**What this task involves:**
All entries are to be given again verbatim.

**The input:**
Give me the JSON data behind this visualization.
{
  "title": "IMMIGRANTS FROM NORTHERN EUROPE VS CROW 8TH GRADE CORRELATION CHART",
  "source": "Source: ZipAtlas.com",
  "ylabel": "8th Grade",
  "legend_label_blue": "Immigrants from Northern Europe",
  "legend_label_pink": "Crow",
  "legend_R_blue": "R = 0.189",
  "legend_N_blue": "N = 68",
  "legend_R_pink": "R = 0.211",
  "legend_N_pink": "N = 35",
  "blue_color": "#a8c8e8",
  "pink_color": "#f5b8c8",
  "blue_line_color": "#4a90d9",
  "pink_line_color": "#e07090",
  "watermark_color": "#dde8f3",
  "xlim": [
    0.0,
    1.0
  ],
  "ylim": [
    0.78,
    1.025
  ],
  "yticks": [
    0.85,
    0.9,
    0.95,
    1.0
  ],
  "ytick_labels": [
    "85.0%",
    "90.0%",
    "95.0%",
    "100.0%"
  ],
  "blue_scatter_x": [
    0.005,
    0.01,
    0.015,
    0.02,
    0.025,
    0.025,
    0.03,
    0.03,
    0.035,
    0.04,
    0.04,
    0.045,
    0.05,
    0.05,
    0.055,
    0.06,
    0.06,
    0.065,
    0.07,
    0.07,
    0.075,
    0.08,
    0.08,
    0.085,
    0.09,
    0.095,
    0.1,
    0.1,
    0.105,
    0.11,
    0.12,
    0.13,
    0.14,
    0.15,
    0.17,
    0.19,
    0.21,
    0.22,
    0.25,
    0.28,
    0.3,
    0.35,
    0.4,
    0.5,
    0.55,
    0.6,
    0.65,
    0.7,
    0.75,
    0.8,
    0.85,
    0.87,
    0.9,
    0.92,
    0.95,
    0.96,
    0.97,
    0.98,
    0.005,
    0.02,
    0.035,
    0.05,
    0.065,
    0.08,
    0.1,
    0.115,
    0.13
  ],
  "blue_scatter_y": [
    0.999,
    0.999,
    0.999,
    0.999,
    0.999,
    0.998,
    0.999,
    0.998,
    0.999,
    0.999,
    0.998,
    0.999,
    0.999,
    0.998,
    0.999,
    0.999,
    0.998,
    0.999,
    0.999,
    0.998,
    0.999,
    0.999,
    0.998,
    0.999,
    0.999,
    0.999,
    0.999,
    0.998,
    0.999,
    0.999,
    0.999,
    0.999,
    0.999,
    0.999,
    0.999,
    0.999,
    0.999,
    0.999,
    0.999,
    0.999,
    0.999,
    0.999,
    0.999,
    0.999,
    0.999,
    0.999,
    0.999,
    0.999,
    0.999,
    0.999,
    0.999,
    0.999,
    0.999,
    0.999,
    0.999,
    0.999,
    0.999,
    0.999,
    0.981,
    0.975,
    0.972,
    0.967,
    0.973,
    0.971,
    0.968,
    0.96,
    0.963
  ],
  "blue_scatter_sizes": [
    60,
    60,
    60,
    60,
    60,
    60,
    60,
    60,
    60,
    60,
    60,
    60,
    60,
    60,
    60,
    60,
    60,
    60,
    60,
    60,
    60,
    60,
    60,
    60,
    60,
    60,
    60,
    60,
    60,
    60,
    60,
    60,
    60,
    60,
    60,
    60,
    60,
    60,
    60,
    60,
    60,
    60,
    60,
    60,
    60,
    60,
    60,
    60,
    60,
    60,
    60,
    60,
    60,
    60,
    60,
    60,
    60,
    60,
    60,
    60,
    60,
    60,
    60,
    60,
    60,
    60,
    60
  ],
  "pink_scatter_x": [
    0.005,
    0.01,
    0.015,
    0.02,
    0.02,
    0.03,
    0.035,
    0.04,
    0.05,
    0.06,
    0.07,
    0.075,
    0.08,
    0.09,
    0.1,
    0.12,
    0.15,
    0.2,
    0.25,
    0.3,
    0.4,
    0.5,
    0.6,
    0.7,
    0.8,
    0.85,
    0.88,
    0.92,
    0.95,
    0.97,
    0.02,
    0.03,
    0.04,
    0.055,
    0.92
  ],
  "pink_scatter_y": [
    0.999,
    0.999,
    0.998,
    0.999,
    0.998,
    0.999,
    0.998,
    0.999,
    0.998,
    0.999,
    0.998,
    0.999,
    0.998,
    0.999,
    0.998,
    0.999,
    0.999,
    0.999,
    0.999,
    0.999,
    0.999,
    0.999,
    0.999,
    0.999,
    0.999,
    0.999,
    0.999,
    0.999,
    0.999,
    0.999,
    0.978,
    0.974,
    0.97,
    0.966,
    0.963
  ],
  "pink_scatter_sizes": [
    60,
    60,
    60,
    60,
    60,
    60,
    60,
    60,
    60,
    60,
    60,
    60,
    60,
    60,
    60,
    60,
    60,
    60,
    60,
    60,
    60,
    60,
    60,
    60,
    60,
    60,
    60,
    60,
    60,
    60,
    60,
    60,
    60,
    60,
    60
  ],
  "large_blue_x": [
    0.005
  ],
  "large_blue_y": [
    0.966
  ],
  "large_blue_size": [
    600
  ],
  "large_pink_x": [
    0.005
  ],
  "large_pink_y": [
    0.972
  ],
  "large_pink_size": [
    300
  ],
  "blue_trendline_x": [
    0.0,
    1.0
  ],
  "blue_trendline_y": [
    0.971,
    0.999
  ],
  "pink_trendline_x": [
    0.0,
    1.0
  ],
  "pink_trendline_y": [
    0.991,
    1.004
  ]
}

**Final answer:**
Give me the JSON data behind this visualization.
{
  "title": "IMMIGRANTS FROM NORTHERN EUROPE VS CROW 8TH GRADE CORRELATION CHART",
  "source": "Source: ZipAtlas.com",
  "ylabel": "8th Grade",
  "legend_label_blue": "Immigrants from Northern Europe",
  "legend_label_pink": "Crow",
  "legend_R_blue": "R = 0.189",
  "legend_N_blue": "N = 68",
  "legend_R_pink": "R = 0.211",
  "legend_N_pink": "N = 35",
  "blue_color": "#a8c8e8",
  "pink_color": "#f5b8c8",
  "blue_line_color": "#4a90d9",
  "pink_line_color": "#e07090",
  "watermark_color": "#dde8f3",
  "xlim": [
    0.0,
    1.0
  ],
  "ylim": [
    0.78,
    1.025
  ],
  "yticks": [
    0.85,
    0.9,
    0.95,
    1.0
  ],
  "ytick_labels": [
    "85.0%",
    "90.0%",
    "95.0%",
    "100.0%"
  ],
  "blue_scatter_x": [
    0.005,
    0.01,
    0.015,
    0.02,
    0.025,
    0.025,
    0.03,
    0.03,
    0.035,
    0.04,
    0.04,
    0.045,
    0.05,
    0.05,
    0.055,
    0.06,
    0.06,
    0.065,
    0.07,
    0.07,
    0.075,
    0.08,
    0.08,
    0.085,
    0.09,
    0.095,
    0.1,
    0.1,
    0.105,
    0.11,
    0.12,
    0.13,
    0.14,
    0.15,
    0.17,
    0.19,
    0.21,
    0.22,
    0.25,
    0.28,
    0.3,
    0.35,
    0.4,
    0.5,
    0.55,
    0.6,
    0.65,
    0.7,
    0.75,
    0.8,
    0.85,
    0.87,
    0.9,
    0.92,
    0.95,
    0.96,
    0.97,
    0.98,
    0.005,
    0.02,
    0.035,
    0.05,
    0.065,
    0.08,
    0.1,
    0.115,
    0.13
  ],
  "blue_scatter_y": [
    0.999,
    0.999,
    0.999,
    0.999,
    0.999,
    0.998,
    0.999,
    0.998,
    0.999,
    0.999,
    0.998,
    0.999,
    0.999,
    0.998,
    0.999,
    0.999,
    0.998,
    0.999,
    0.999,
    0.998,
    0.999,
    0.999,
    0.998,
    0.999,
    0.999,
    0.999,
    0.999,
    0.998,
    0.999,
    0.999,
    0.999,
    0.999,
    0.999,
    0.999,
    0.999,
    0.999,
    0.999,
    0.999,
    0.999,
    0.999,
    0.999,
    0.999,
    0.999,
    0.999,
    0.999,
    0.999,
    0.999,
    0.999,
    0.999,
    0.999,
    0.999,
    0.999,
    0.999,
    0.999,
    0.999,
    0.999,
    0.999,
    0.999,
    0.981,
    0.975,
    0.972,
    0.967,
    0.973,
    0.971,
    0.968,
    0.96,
    0.963
  ],
  "blue_scatter_sizes": [
    60,
    60,
    60,
    60,
    60,
    60,
    60,
    60,
    60,
    60,
    60,
    60,
    60,
    60,
    60,
    60,
    60,
    60,
    60,
    60,
    60,
    60,
    60,
    60,
    60,
    60,
    60,
    60,
    60,
    60,
    60,
    60,
    60,
    60,
    60,
    60,
    60,
    60,
    60,
    60,
    60,
    60,
    60,
    60,
    60,
    60,
    60,
    60,
    60,
    60,
    60,
    60,
    60,
    60,
    60,
    60,
    60,
    60,
    60,
    60,
    60,
    60,
    60,
    60,
    60,
    60,
    60
  ],
  "pink_scatter_x": [
    0.005,
    0.01,
    0.015,
    0.02,
    0.02,
    0.03,
    0.035,
    0.04,
    0.05,
    0.06,
    0.07,
    0.075,
    0.08,
    0.09,
    0.1,
    0.12,
    0.15,
    0.2,
    0.25,
    0.3,
    0.4,
    0.5,
    0.6,
    0.7,
    0.8,
    0.85,
    0.88,
    0.92,
    0.95,
    0.97,
    0.02,
    0.03,
    0.04,
    0.055,
    0.92
  ],
  "pink_scatter_y": [
    0.999,
    0.999,
    0.998,
    0.999,
    0.998,
    0.999,
    0.998,
    0.999,
    0.998,
    0.999,
    0.998,
    0.999,
    0.998,
    0.999,
    0.998,
    0.999,
    0.999,
    0.999,
    0.999,
    0.999,
    0.999,
    0.999,
    0.999,
    0.999,
    0.999,
    0.999,
    0.999,
    0.999,
    0.999,
    0.999,
    0.978,
    0.974,
    0.97,
    0.966,
    0.963
  ],
  "pink_scatter_sizes": [
    60,
    60,
    60,
    60,
    60,
    60,
    60,
    60,
    60,
    60,
    60,
    60,
    60,
    60,
    60,
    60,
    60,
    60,
    60,
    60,
    60,
    60,
    60,
    60,
    60,
    60,
    60,
    60,
    60,
    60,
    60,
    60,
    60,
    60,
    60
  ],
  "large_blue_x": [
    0.005
  ],
  "large_blue_y": [
    0.966
  ],
  "large_blue_size": [
    600
  ],
  "large_pink_x": [
    0.005
  ],
  "large_pink_y": [
    0.972
  ],
  "large_pink_size": [
    300
  ],
  "blue_trendline_x": [
    0.0,
    1.0
  ],
  "blue_trendline_y": [
    0.971,
    0.999
  ],
  "pink_trendline_x": [
    0.0,
    1.0
  ],
  "pink_trendline_y": [
    0.991,
    1.004
  ]
}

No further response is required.